**TASK MATERIAL**
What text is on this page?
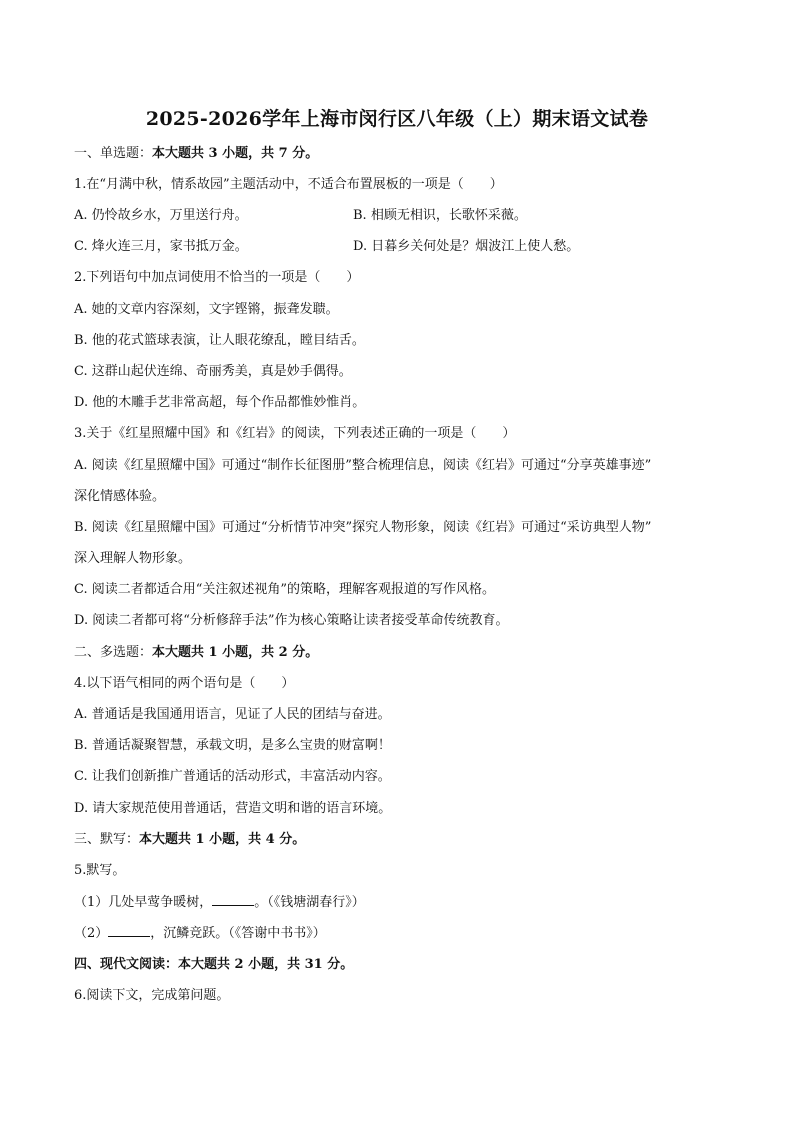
2025-2026学年上海市闵行区八年级（上）期末语文试卷
一、单选题：本大题共 3 小题，共 7 分。
1.在“月满中秋，情系故园”主题活动中，不适合布置展板的一项是（　　）
A. 仍怜故乡水，万里送行舟。	B. 相顾无相识，长歌怀采薇。
C. 烽火连三月，家书抵万金。	D. 日暮乡关何处是？烟波江上使人愁。
2.下列语句中加点词使用不恰当的一项是（　　）
A. 她的文章内容深刻，文字铿锵，振聋发聩。
B. 他的花式篮球表演，让人眼花缭乱，瞠目结舌。
C. 这群山起伏连绵、奇丽秀美，真是妙手偶得。
D. 他的木雕手艺非常高超，每个作品都惟妙惟肖。
3.关于《红星照耀中国》和《红岩》的阅读，下列表述正确的一项是（　　）
A. 阅读《红星照耀中国》可通过“制作长征图册”整合梳理信息，阅读《红岩》可通过“分享英雄事迹”
深化情感体验。
B. 阅读《红星照耀中国》可通过“分析情节冲突”探究人物形象，阅读《红岩》可通过“采访典型人物”
深入理解人物形象。
C. 阅读二者都适合用“关注叙述视角”的策略，理解客观报道的写作风格。
D. 阅读二者都可将“分析修辞手法”作为核心策略让读者接受革命传统教育。
二、多选题：本大题共 1 小题，共 2 分。
4.以下语气相同的两个语句是（　　）
A. 普通话是我国通用语言，见证了人民的团结与奋进。
B. 普通话凝聚智慧，承载文明，是多么宝贵的财富啊！
C. 让我们创新推广普通话的活动形式，丰富活动内容。
D. 请大家规范使用普通话，营造文明和谐的语言环境。
三、默写：本大题共 1 小题，共 4 分。
5.默写。
（1）几处早莺争暖树，	。（《钱塘湖春行》）
（2）	，沉鳞竞跃。（《答谢中书书》）
四、现代文阅读：本大题共 2 小题，共 31 分。
6.阅读下文，完成第问题。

**WHAT TO WORK ON**
Write out every entry again word for word, without any of the pictures.

**RESULT**
What text is on this page?
2025-2026学年上海市闵行区八年级（上）期末语文试卷
一、单选题：本大题共 3 小题，共 7 分。
1.在“月满中秋，情系故园”主题活动中，不适合布置展板的一项是（　　）
A. 仍怜故乡水，万里送行舟。	B. 相顾无相识，长歌怀采薇。
C. 烽火连三月，家书抵万金。	D. 日暮乡关何处是？烟波江上使人愁。
2.下列语句中加点词使用不恰当的一项是（　　）
A. 她的文章内容深刻，文字铿锵，振聋发聩。
B. 他的花式篮球表演，让人眼花缭乱，瞠目结舌。
C. 这群山起伏连绵、奇丽秀美，真是妙手偶得。
D. 他的木雕手艺非常高超，每个作品都惟妙惟肖。
3.关于《红星照耀中国》和《红岩》的阅读，下列表述正确的一项是（　　）
A. 阅读《红星照耀中国》可通过“制作长征图册”整合梳理信息，阅读《红岩》可通过“分享英雄事迹”
深化情感体验。
B. 阅读《红星照耀中国》可通过“分析情节冲突”探究人物形象，阅读《红岩》可通过“采访典型人物”
深入理解人物形象。
C. 阅读二者都适合用“关注叙述视角”的策略，理解客观报道的写作风格。
D. 阅读二者都可将“分析修辞手法”作为核心策略让读者接受革命传统教育。
二、多选题：本大题共 1 小题，共 2 分。
4.以下语气相同的两个语句是（　　）
A. 普通话是我国通用语言，见证了人民的团结与奋进。
B. 普通话凝聚智慧，承载文明，是多么宝贵的财富啊！
C. 让我们创新推广普通话的活动形式，丰富活动内容。
D. 请大家规范使用普通话，营造文明和谐的语言环境。
三、默写：本大题共 1 小题，共 4 分。
5.默写。
（1）几处早莺争暖树，	。（《钱塘湖春行》）
（2）	，沉鳞竞跃。（《答谢中书书》）
四、现代文阅读：本大题共 2 小题，共 31 分。
6.阅读下文，完成第问题。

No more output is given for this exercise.